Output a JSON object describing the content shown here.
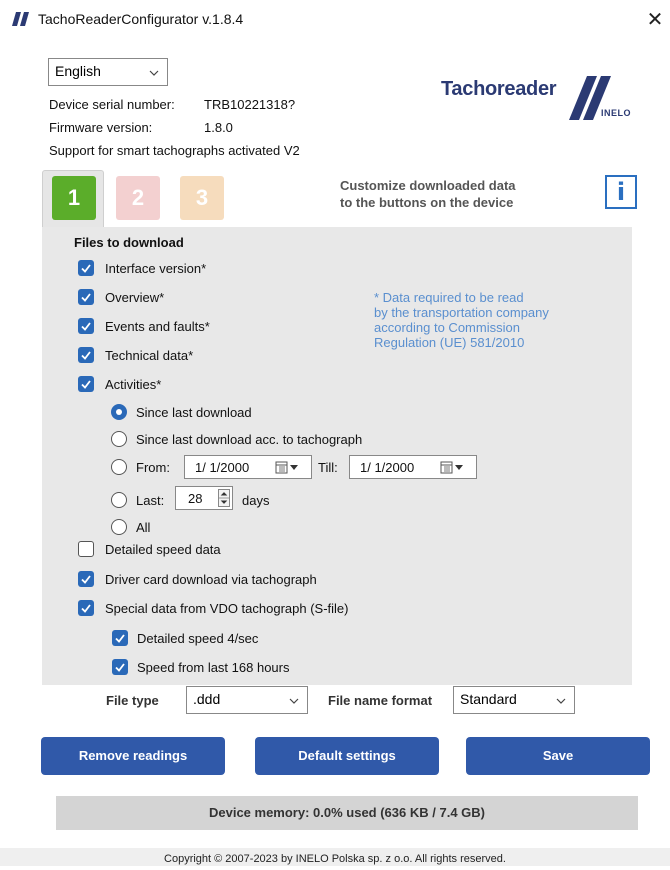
{
  "window": {
    "title": "TachoReaderConfigurator v.1.8.4",
    "close_glyph": "✕"
  },
  "language": {
    "selected": "English"
  },
  "device": {
    "serial_label": "Device serial number:",
    "serial_value": "TRB10221318?",
    "firmware_label": "Firmware version:",
    "firmware_value": "1.8.0",
    "smart_support": "Support for smart tachographs activated V2"
  },
  "logo": {
    "name": "Tachoreader",
    "sub": "INELO"
  },
  "tabs": [
    {
      "label": "1",
      "color": "#5bad2a",
      "active": true
    },
    {
      "label": "2",
      "color": "#f3d0d0",
      "active": false
    },
    {
      "label": "3",
      "color": "#f6dcbd",
      "active": false
    }
  ],
  "tab_hint": [
    "Customize downloaded data",
    "to the buttons on the device"
  ],
  "info_icon": "info-icon",
  "files": {
    "heading": "Files to download",
    "items": [
      {
        "label": "Interface version*",
        "checked": true
      },
      {
        "label": "Overview*",
        "checked": true
      },
      {
        "label": "Events and faults*",
        "checked": true
      },
      {
        "label": "Technical data*",
        "checked": true
      },
      {
        "label": "Activities*",
        "checked": true
      }
    ],
    "required_note": [
      "* Data required to be read",
      "by the transportation company",
      "according to Commission",
      "Regulation (UE) 581/2010"
    ]
  },
  "activities": {
    "options": [
      {
        "label": "Since last download",
        "selected": true
      },
      {
        "label": "Since last download acc. to tachograph",
        "selected": false
      },
      {
        "label": "From:",
        "selected": false
      },
      {
        "label": "Last:",
        "selected": false
      },
      {
        "label": "All",
        "selected": false
      }
    ],
    "from_date": "1/  1/2000",
    "till_label": "Till:",
    "till_date": "1/  1/2000",
    "last_value": "28",
    "days_label": "days"
  },
  "extra": [
    {
      "label": "Detailed speed data",
      "checked": false
    },
    {
      "label": "Driver card download via tachograph",
      "checked": true
    },
    {
      "label": "Special data from VDO tachograph (S-file)",
      "checked": true
    }
  ],
  "sfile": [
    {
      "label": "Detailed speed 4/sec",
      "checked": true
    },
    {
      "label": "Speed from last 168 hours",
      "checked": true
    }
  ],
  "file_type": {
    "label": "File type",
    "selected": ".ddd"
  },
  "file_name_format": {
    "label": "File name format",
    "selected": "Standard"
  },
  "buttons": {
    "remove": "Remove readings",
    "defaults": "Default settings",
    "save": "Save"
  },
  "memory": "Device memory: 0.0% used (636 KB / 7.4 GB)",
  "footer": "Copyright © 2007-2023 by INELO Polska sp. z o.o. All rights reserved.",
  "colors": {
    "accent": "#3059a9",
    "check": "#2a69b8",
    "note": "#5a8fcf"
  }
}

● ● ● ● ● ● ●

→ WHAT YOU NEED TO DO: Go through the data above and transcribe it in full, omitting any image.

→ TASK RESULT:
Output a JSON object describing the content shown here.
{
  "window": {
    "title": "TachoReaderConfigurator v.1.8.4",
    "close_glyph": "✕"
  },
  "language": {
    "selected": "English"
  },
  "device": {
    "serial_label": "Device serial number:",
    "serial_value": "TRB10221318?",
    "firmware_label": "Firmware version:",
    "firmware_value": "1.8.0",
    "smart_support": "Support for smart tachographs activated V2"
  },
  "logo": {
    "name": "Tachoreader",
    "sub": "INELO"
  },
  "tabs": [
    {
      "label": "1",
      "color": "#5bad2a",
      "active": true
    },
    {
      "label": "2",
      "color": "#f3d0d0",
      "active": false
    },
    {
      "label": "3",
      "color": "#f6dcbd",
      "active": false
    }
  ],
  "tab_hint": [
    "Customize downloaded data",
    "to the buttons on the device"
  ],
  "info_icon": "info-icon",
  "files": {
    "heading": "Files to download",
    "items": [
      {
        "label": "Interface version*",
        "checked": true
      },
      {
        "label": "Overview*",
        "checked": true
      },
      {
        "label": "Events and faults*",
        "checked": true
      },
      {
        "label": "Technical data*",
        "checked": true
      },
      {
        "label": "Activities*",
        "checked": true
      }
    ],
    "required_note": [
      "* Data required to be read",
      "by the transportation company",
      "according to Commission",
      "Regulation (UE) 581/2010"
    ]
  },
  "activities": {
    "options": [
      {
        "label": "Since last download",
        "selected": true
      },
      {
        "label": "Since last download acc. to tachograph",
        "selected": false
      },
      {
        "label": "From:",
        "selected": false
      },
      {
        "label": "Last:",
        "selected": false
      },
      {
        "label": "All",
        "selected": false
      }
    ],
    "from_date": "1/  1/2000",
    "till_label": "Till:",
    "till_date": "1/  1/2000",
    "last_value": "28",
    "days_label": "days"
  },
  "extra": [
    {
      "label": "Detailed speed data",
      "checked": false
    },
    {
      "label": "Driver card download via tachograph",
      "checked": true
    },
    {
      "label": "Special data from VDO tachograph (S-file)",
      "checked": true
    }
  ],
  "sfile": [
    {
      "label": "Detailed speed 4/sec",
      "checked": true
    },
    {
      "label": "Speed from last 168 hours",
      "checked": true
    }
  ],
  "file_type": {
    "label": "File type",
    "selected": ".ddd"
  },
  "file_name_format": {
    "label": "File name format",
    "selected": "Standard"
  },
  "buttons": {
    "remove": "Remove readings",
    "defaults": "Default settings",
    "save": "Save"
  },
  "memory": "Device memory: 0.0% used (636 KB / 7.4 GB)",
  "footer": "Copyright © 2007-2023 by INELO Polska sp. z o.o. All rights reserved.",
  "colors": {
    "accent": "#3059a9",
    "check": "#2a69b8",
    "note": "#5a8fcf"
  }
}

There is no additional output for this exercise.